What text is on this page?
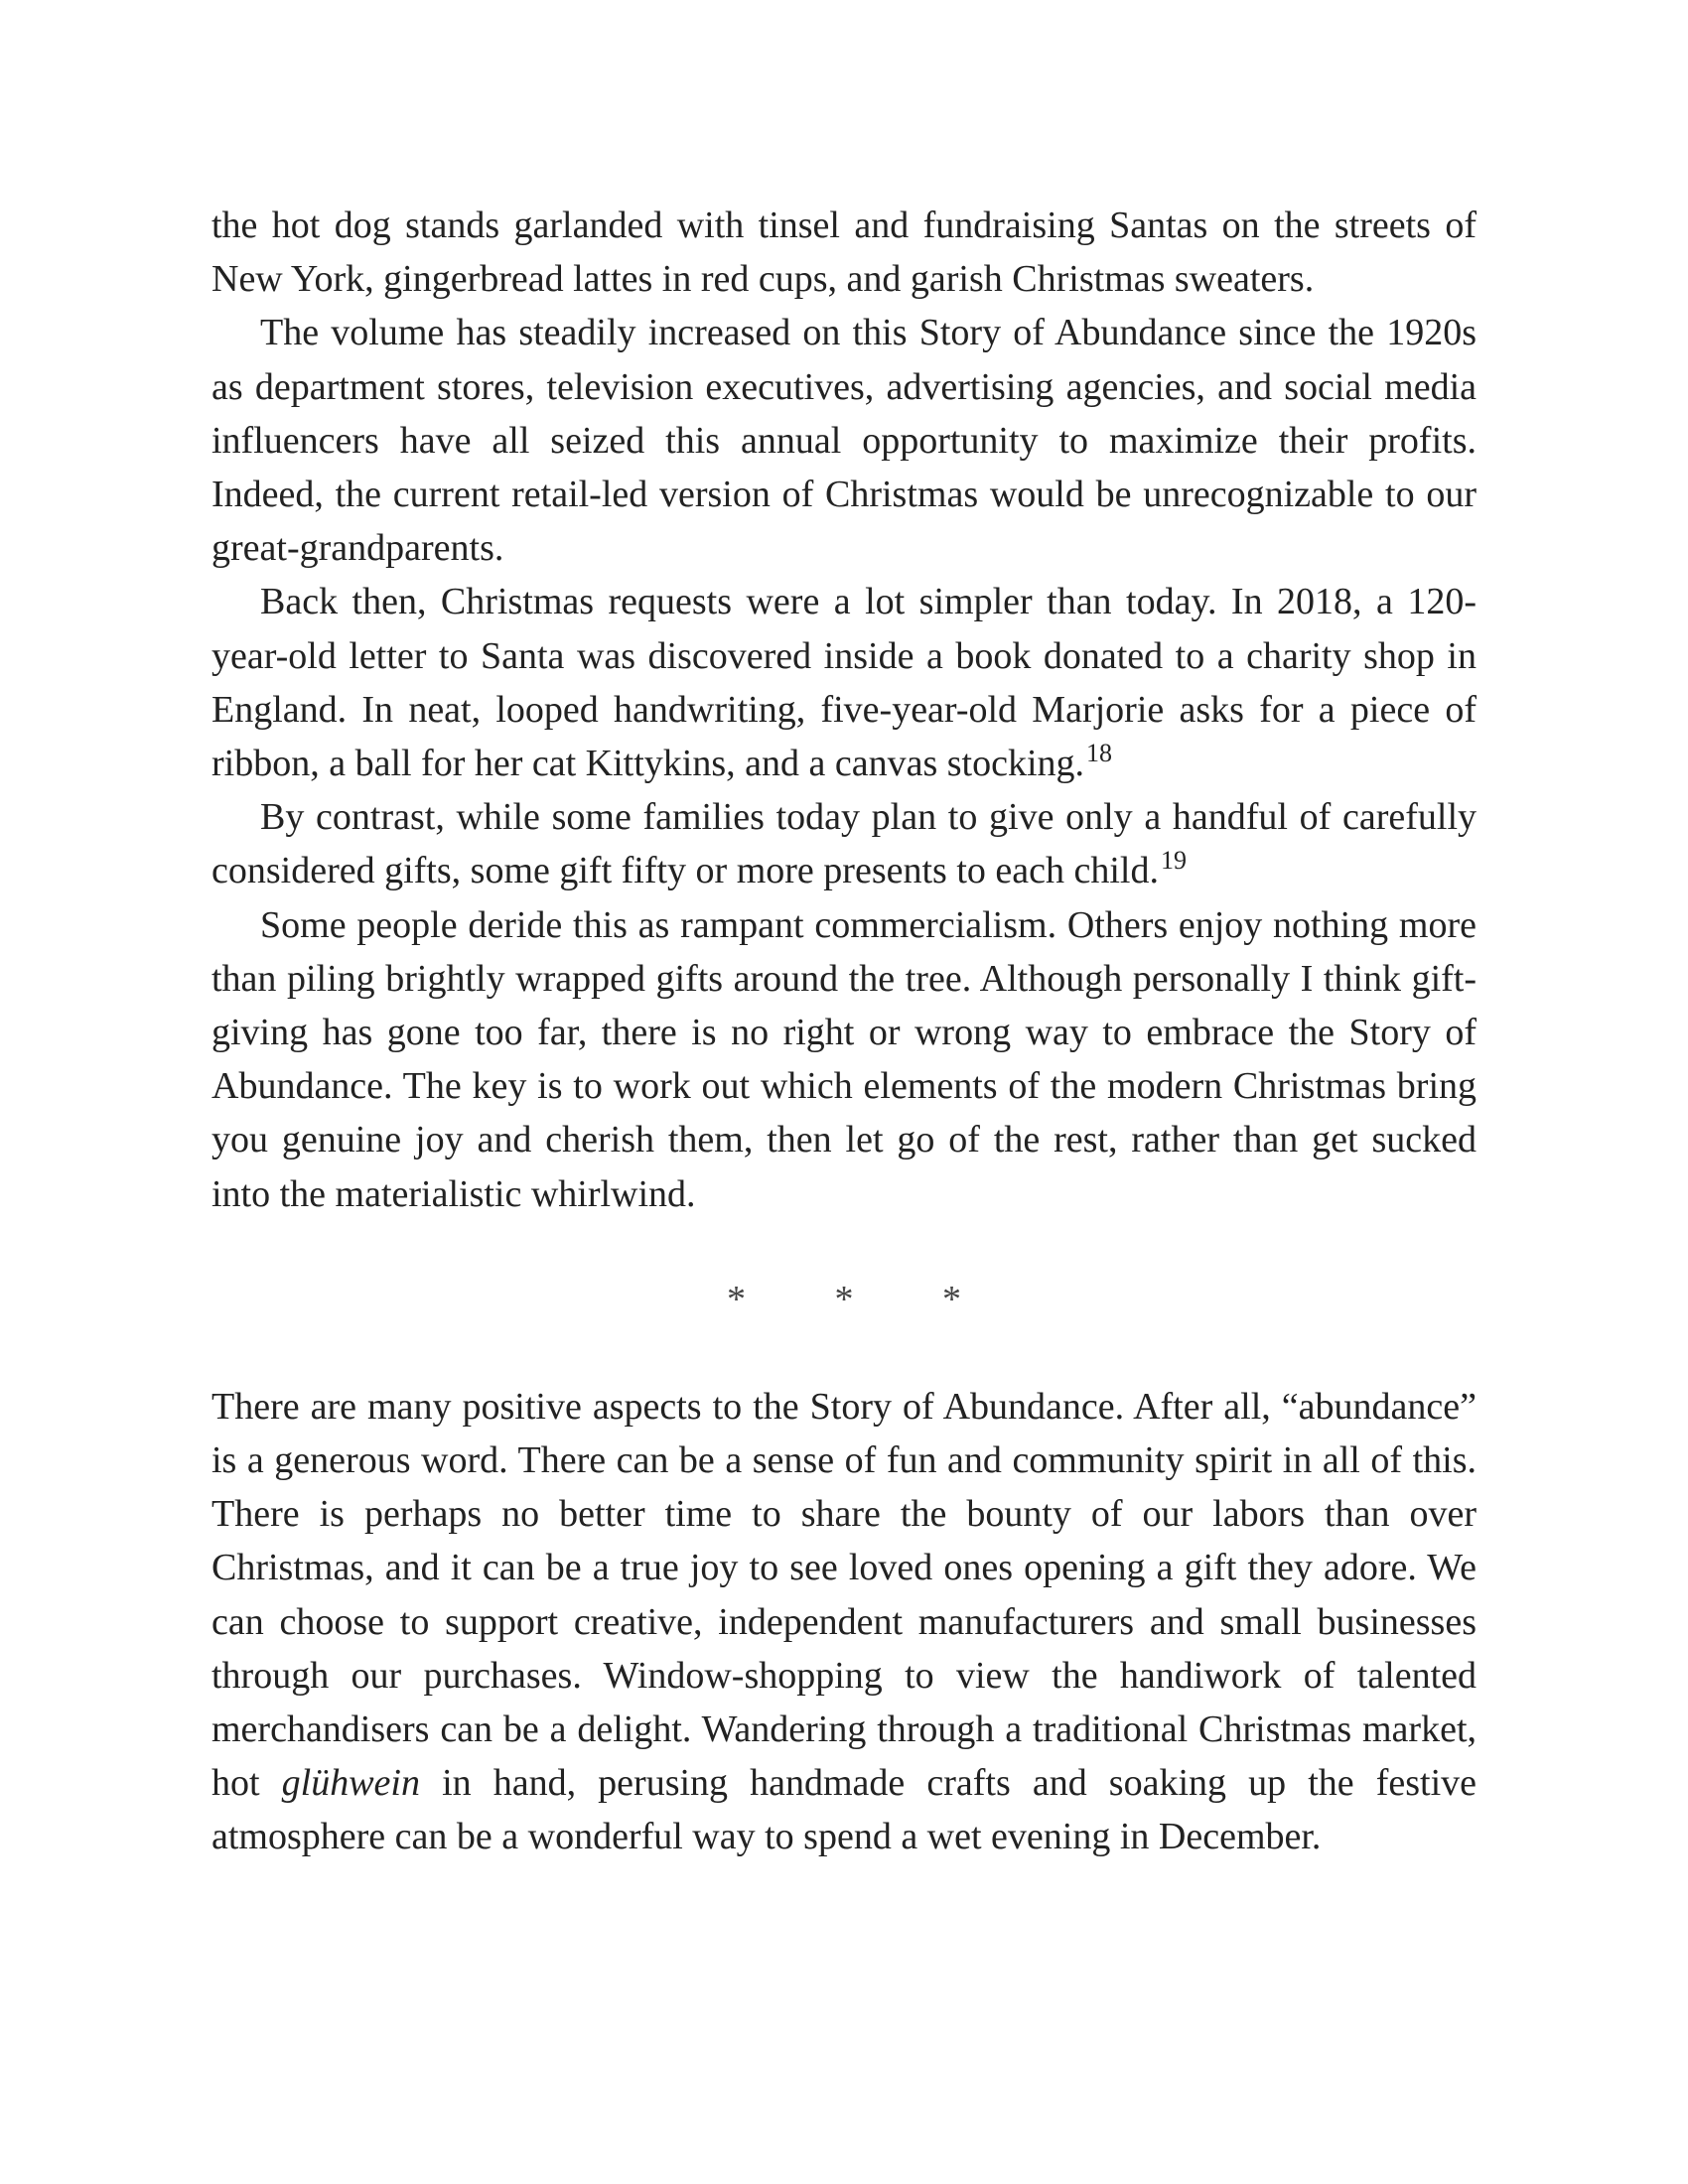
the hot dog stands garlanded with tinsel and fundraising Santas on the streets of New York, gingerbread lattes in red cups, and garish Christmas sweaters.

The volume has steadily increased on this Story of Abundance since the 1920s as department stores, television executives, advertising agencies, and social media influencers have all seized this annual opportunity to maximize their profits. Indeed, the current retail-led version of Christmas would be unrecognizable to our great-grandparents.

Back then, Christmas requests were a lot simpler than today. In 2018, a 120-year-old letter to Santa was discovered inside a book donated to a charity shop in England. In neat, looped handwriting, five-year-old Marjorie asks for a piece of ribbon, a ball for her cat Kittykins, and a canvas stocking.$^{18}$

By contrast, while some families today plan to give only a handful of carefully considered gifts, some gift fifty or more presents to each child.$^{19}$

Some people deride this as rampant commercialism. Others enjoy nothing more than piling brightly wrapped gifts around the tree. Although personally I think gift-giving has gone too far, there is no right or wrong way to embrace the Story of Abundance. The key is to work out which elements of the modern Christmas bring you genuine joy and cherish them, then let go of the rest, rather than get sucked into the materialistic whirlwind.

* * *

There are many positive aspects to the Story of Abundance. After all, “abundance” is a generous word. There can be a sense of fun and community spirit in all of this. There is perhaps no better time to share the bounty of our labors than over Christmas, and it can be a true joy to see loved ones opening a gift they adore. We can choose to support creative, independent manufacturers and small businesses through our purchases. Window-shopping to view the handiwork of talented merchandisers can be a delight. Wandering through a traditional Christmas market, hot glühwein in hand, perusing handmade crafts and soaking up the festive atmosphere can be a wonderful way to spend a wet evening in December.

☆ ☆ ☆ ☆ ☆

→ WORK TO COMPLETE
Leave the images out, please, and restate each line word for word.

→ ANSWER TO THIS TASK
What text is on this page?
the hot dog stands garlanded with tinsel and fundraising Santas on the streets of New York, gingerbread lattes in red cups, and garish Christmas sweaters.

The volume has steadily increased on this Story of Abundance since the 1920s as department stores, television executives, advertising agencies, and social media influencers have all seized this annual opportunity to maximize their profits. Indeed, the current retail-led version of Christmas would be unrecognizable to our great-grandparents.

Back then, Christmas requests were a lot simpler than today. In 2018, a 120-year-old letter to Santa was discovered inside a book donated to a charity shop in England. In neat, looped handwriting, five-year-old Marjorie asks for a piece of ribbon, a ball for her cat Kittykins, and a canvas stocking.$^{18}$

By contrast, while some families today plan to give only a handful of carefully considered gifts, some gift fifty or more presents to each child.$^{19}$

Some people deride this as rampant commercialism. Others enjoy nothing more than piling brightly wrapped gifts around the tree. Although personally I think gift-giving has gone too far, there is no right or wrong way to embrace the Story of Abundance. The key is to work out which elements of the modern Christmas bring you genuine joy and cherish them, then let go of the rest, rather than get sucked into the materialistic whirlwind.

* * *

There are many positive aspects to the Story of Abundance. After all, “abundance” is a generous word. There can be a sense of fun and community spirit in all of this. There is perhaps no better time to share the bounty of our labors than over Christmas, and it can be a true joy to see loved ones opening a gift they adore. We can choose to support creative, independent manufacturers and small businesses through our purchases. Window-shopping to view the handiwork of talented merchandisers can be a delight. Wandering through a traditional Christmas market, hot glühwein in hand, perusing handmade crafts and soaking up the festive atmosphere can be a wonderful way to spend a wet evening in December.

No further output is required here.